Select from the records below every line that has the word "geral" in it.
**** LISTED RECORDS
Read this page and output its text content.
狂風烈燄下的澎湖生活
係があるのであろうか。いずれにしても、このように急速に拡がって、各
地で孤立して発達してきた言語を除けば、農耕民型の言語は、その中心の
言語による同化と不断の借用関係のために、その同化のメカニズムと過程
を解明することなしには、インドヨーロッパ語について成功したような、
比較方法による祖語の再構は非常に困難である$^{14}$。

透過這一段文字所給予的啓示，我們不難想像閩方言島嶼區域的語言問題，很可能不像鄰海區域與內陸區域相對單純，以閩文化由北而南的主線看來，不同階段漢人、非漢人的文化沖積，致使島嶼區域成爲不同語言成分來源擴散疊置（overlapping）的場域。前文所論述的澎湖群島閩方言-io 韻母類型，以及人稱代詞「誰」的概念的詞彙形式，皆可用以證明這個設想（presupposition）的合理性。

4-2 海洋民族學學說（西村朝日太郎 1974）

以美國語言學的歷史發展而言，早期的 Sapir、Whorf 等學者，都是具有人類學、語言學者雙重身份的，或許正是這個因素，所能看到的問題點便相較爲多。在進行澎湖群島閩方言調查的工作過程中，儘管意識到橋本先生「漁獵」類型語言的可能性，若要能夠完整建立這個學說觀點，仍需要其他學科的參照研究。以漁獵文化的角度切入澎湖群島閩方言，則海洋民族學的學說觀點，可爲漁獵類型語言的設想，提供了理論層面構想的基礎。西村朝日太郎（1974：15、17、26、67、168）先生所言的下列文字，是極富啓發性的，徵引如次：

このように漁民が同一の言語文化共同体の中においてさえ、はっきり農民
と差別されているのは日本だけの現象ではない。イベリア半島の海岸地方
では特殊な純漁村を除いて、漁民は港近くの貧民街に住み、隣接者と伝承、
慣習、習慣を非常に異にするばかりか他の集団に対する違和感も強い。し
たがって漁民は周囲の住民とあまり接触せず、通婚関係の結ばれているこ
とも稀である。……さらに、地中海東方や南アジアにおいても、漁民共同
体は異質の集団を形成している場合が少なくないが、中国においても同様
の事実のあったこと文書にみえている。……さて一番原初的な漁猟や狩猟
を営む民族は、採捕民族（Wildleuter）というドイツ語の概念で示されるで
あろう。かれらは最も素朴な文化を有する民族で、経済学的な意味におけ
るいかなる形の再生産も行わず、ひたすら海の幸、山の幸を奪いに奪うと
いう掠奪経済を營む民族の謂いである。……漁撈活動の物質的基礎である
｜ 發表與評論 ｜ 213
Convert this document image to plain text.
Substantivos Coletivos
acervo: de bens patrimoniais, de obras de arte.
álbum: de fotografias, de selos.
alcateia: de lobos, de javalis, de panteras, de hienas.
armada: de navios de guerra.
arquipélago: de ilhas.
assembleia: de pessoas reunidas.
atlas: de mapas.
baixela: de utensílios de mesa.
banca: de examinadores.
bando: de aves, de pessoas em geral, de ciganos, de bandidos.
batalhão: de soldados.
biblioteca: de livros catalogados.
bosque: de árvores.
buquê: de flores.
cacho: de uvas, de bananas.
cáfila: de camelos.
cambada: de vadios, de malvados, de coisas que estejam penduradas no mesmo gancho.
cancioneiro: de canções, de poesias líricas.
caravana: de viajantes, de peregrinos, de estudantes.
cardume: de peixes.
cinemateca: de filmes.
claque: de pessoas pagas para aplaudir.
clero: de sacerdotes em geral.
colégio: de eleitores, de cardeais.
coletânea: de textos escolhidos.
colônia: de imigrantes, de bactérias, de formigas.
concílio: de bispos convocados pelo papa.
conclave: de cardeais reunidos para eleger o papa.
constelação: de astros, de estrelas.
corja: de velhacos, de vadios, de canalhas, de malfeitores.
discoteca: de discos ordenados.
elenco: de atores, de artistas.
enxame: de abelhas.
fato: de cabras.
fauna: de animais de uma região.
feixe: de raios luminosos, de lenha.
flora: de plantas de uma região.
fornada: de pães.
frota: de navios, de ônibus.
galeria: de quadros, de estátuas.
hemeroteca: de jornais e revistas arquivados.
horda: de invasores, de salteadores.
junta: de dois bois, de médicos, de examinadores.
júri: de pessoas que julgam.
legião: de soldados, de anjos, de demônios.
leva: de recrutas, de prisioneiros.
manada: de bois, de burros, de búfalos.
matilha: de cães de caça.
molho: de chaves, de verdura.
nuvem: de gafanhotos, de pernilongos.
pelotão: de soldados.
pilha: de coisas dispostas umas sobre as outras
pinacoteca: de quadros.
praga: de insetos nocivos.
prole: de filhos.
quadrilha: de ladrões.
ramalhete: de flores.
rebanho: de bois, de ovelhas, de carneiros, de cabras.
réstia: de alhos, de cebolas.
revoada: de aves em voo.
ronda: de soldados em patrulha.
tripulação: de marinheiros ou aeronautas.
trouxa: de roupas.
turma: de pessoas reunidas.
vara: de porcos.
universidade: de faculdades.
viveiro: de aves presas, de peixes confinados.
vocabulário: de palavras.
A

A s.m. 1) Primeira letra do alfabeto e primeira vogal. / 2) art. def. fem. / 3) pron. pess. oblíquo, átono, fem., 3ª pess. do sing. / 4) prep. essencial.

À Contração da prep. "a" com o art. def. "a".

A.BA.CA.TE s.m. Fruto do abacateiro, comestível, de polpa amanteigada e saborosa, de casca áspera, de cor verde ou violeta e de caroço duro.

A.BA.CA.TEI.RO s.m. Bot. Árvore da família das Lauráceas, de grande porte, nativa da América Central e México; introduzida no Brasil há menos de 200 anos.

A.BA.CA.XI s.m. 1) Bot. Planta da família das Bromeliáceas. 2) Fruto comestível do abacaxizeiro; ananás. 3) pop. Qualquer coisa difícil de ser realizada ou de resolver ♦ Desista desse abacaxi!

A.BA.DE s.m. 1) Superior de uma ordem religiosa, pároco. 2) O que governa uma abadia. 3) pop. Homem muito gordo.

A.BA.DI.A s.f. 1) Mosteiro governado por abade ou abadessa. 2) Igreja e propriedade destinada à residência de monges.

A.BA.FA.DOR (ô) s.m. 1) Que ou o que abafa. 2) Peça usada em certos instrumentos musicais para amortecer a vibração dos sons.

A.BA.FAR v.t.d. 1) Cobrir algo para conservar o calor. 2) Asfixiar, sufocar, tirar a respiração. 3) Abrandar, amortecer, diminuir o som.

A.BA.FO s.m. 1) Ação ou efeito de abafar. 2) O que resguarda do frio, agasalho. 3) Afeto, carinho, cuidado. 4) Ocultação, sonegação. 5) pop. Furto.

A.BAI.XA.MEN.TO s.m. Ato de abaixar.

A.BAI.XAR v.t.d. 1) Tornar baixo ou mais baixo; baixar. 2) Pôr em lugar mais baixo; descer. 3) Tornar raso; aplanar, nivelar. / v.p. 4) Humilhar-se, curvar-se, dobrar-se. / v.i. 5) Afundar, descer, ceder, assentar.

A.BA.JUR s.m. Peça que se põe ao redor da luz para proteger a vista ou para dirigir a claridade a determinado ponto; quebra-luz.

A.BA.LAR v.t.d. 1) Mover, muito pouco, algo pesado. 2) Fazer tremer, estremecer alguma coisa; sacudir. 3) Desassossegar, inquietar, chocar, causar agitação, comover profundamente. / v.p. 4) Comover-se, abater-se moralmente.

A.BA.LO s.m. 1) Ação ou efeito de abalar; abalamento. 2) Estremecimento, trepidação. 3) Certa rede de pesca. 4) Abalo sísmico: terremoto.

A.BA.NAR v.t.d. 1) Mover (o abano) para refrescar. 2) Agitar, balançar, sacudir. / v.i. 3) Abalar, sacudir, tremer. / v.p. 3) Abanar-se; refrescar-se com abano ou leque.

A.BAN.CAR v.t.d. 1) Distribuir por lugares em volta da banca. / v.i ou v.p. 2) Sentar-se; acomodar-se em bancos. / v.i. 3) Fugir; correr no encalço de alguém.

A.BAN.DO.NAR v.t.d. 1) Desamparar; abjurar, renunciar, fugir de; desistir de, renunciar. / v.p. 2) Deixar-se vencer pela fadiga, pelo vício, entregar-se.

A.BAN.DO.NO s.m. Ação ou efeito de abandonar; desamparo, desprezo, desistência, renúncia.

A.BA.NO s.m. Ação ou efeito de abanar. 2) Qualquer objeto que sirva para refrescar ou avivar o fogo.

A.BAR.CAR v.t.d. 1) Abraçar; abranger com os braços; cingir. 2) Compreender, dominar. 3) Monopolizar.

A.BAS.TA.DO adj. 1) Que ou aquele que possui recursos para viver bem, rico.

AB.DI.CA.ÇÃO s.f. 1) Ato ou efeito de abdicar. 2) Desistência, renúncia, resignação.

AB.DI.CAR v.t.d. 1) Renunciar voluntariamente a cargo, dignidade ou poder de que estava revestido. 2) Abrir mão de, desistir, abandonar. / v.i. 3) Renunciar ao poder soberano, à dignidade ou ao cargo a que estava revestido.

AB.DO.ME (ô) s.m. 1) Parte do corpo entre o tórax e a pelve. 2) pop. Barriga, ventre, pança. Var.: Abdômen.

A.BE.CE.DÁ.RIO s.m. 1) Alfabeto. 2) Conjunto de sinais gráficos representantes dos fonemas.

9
********
**RESPONSE:**
bando: de aves, de pessoas em geral, de ciganos, de bandidos.
clero: de sacerdotes em geral.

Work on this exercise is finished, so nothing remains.